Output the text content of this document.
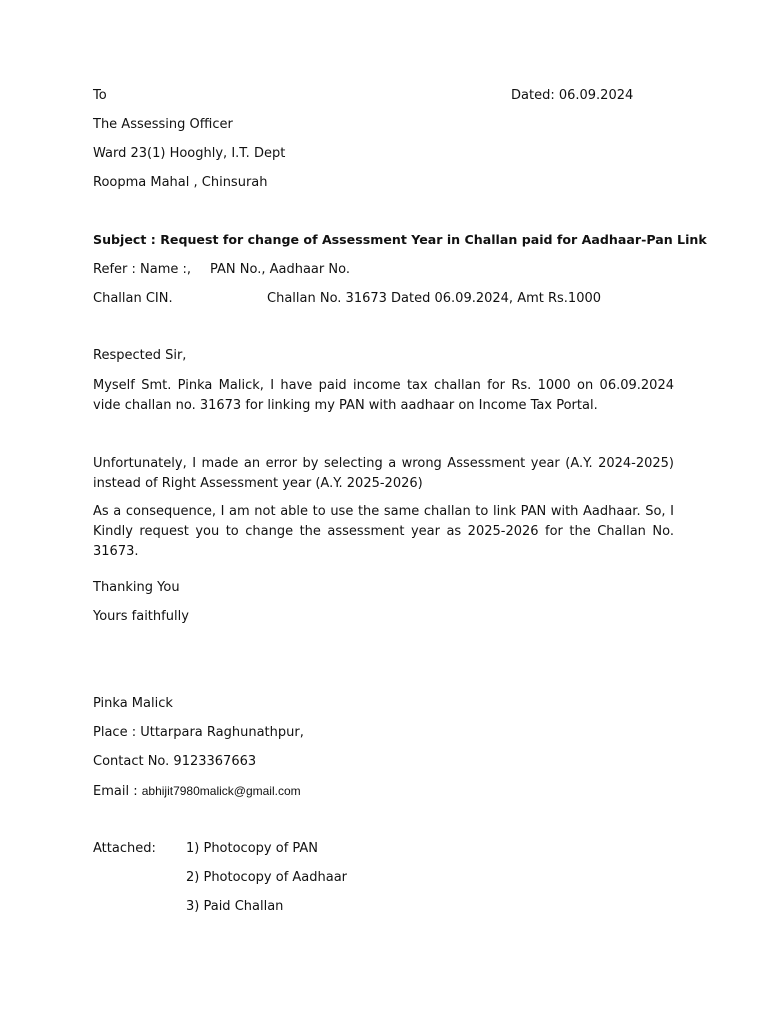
To	Dated: 06.09.2024
The Assessing Officer
Ward 23(1) Hooghly, I.T. Dept
Roopma Mahal , Chinsurah
Subject : Request for change of Assessment Year in Challan paid for Aadhaar-Pan Link
Refer : Name :, PAN No., Aadhaar No.
Challan CIN.	Challan No. 31673 Dated 06.09.2024, Amt Rs.1000
Respected Sir,
Myself Smt. Pinka Malick, I have paid income tax challan for Rs. 1000 on 06.09.2024 vide challan no. 31673 for linking my PAN with aadhaar on Income Tax Portal.
Unfortunately, I made an error by selecting a wrong Assessment year (A.Y. 2024-2025) instead of Right Assessment year (A.Y. 2025-2026)
As a consequence, I am not able to use the same challan to link PAN with Aadhaar. So, I Kindly request you to change the assessment year as 2025-2026 for the Challan No. 31673.
Thanking You
Yours faithfully
Pinka Malick
Place : Uttarpara Raghunathpur,
Contact No. 9123367663
Email : abhijit7980malick@gmail.com
Attached: 1) Photocopy of PAN
2) Photocopy of Aadhaar
3) Paid Challan
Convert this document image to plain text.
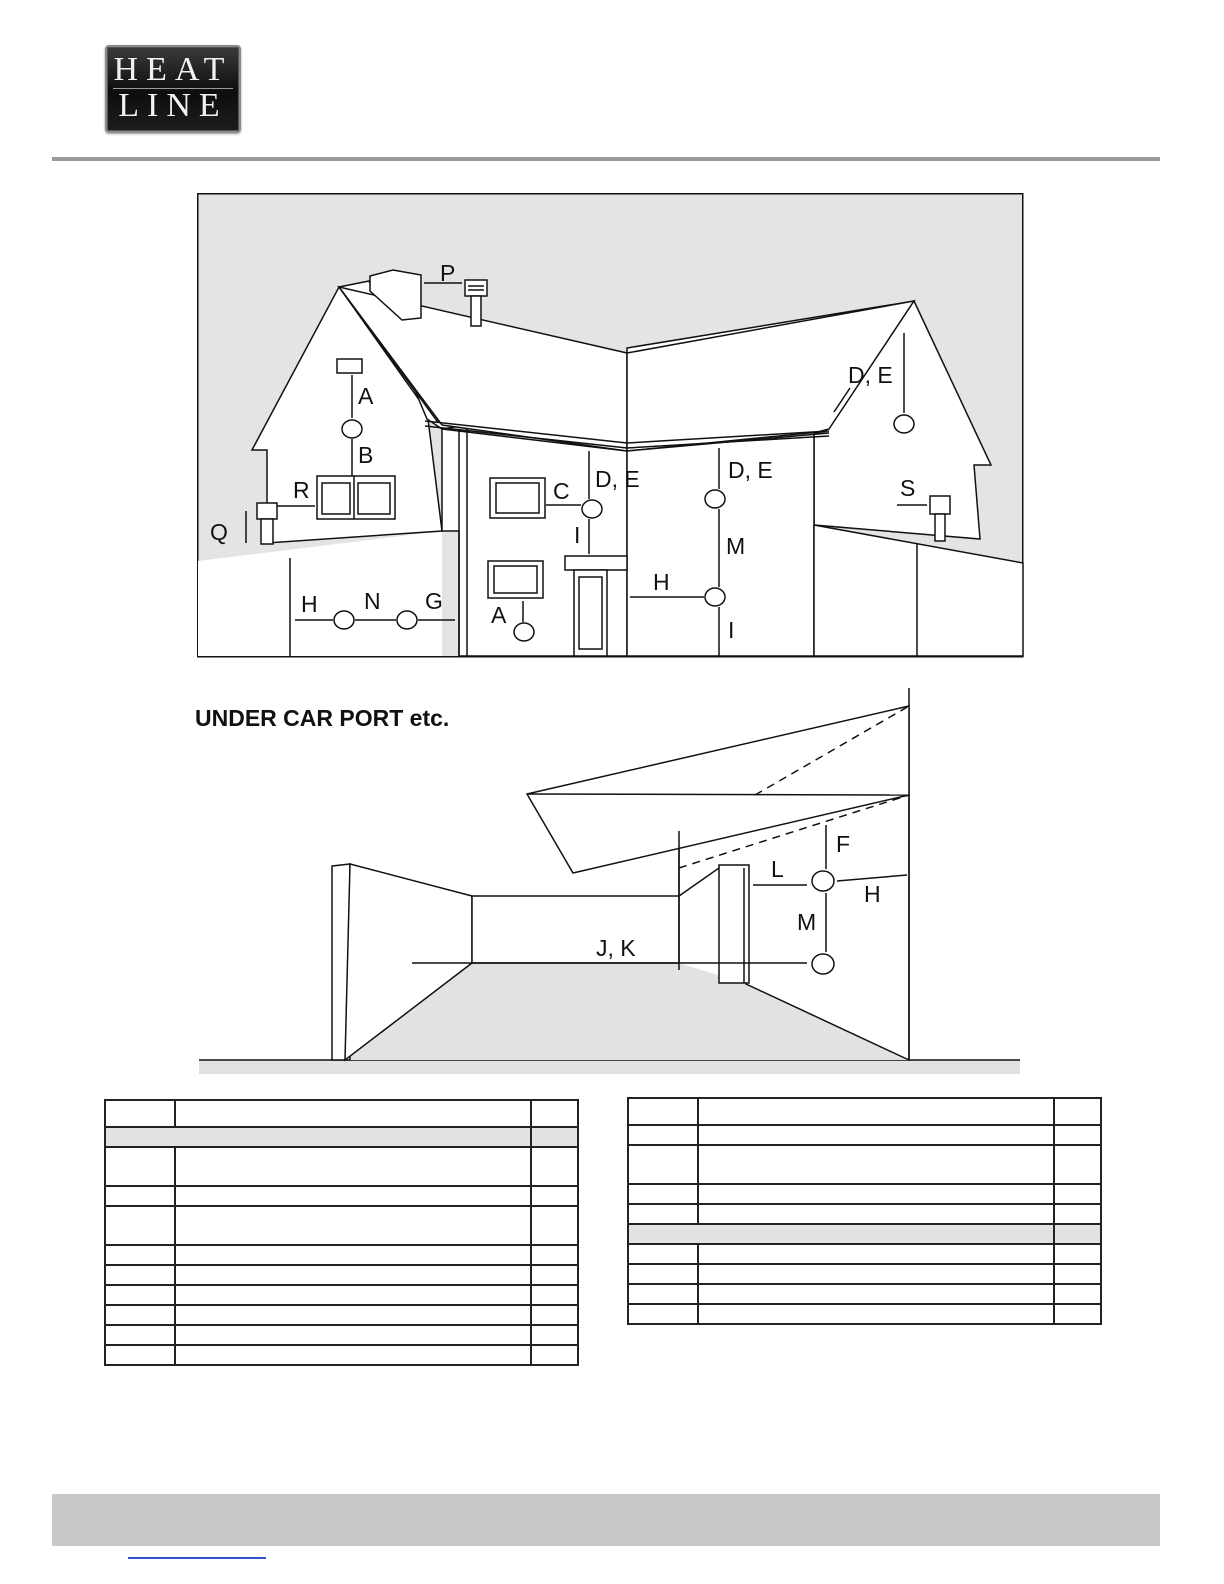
HEAT
LINE
P
A
B
R
Q
H N G
C D, E
I
A
H
D, E
M
I
D, E
S
UNDER CAR PORT etc.
F
L
H
M
J, K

○ ○ ○ ○

> Written request
Filter the data, keeping only the lines that contain "Photocopy".

> Finished task
Attached: 1) Photocopy of PAN
2) Photocopy of Aadhaar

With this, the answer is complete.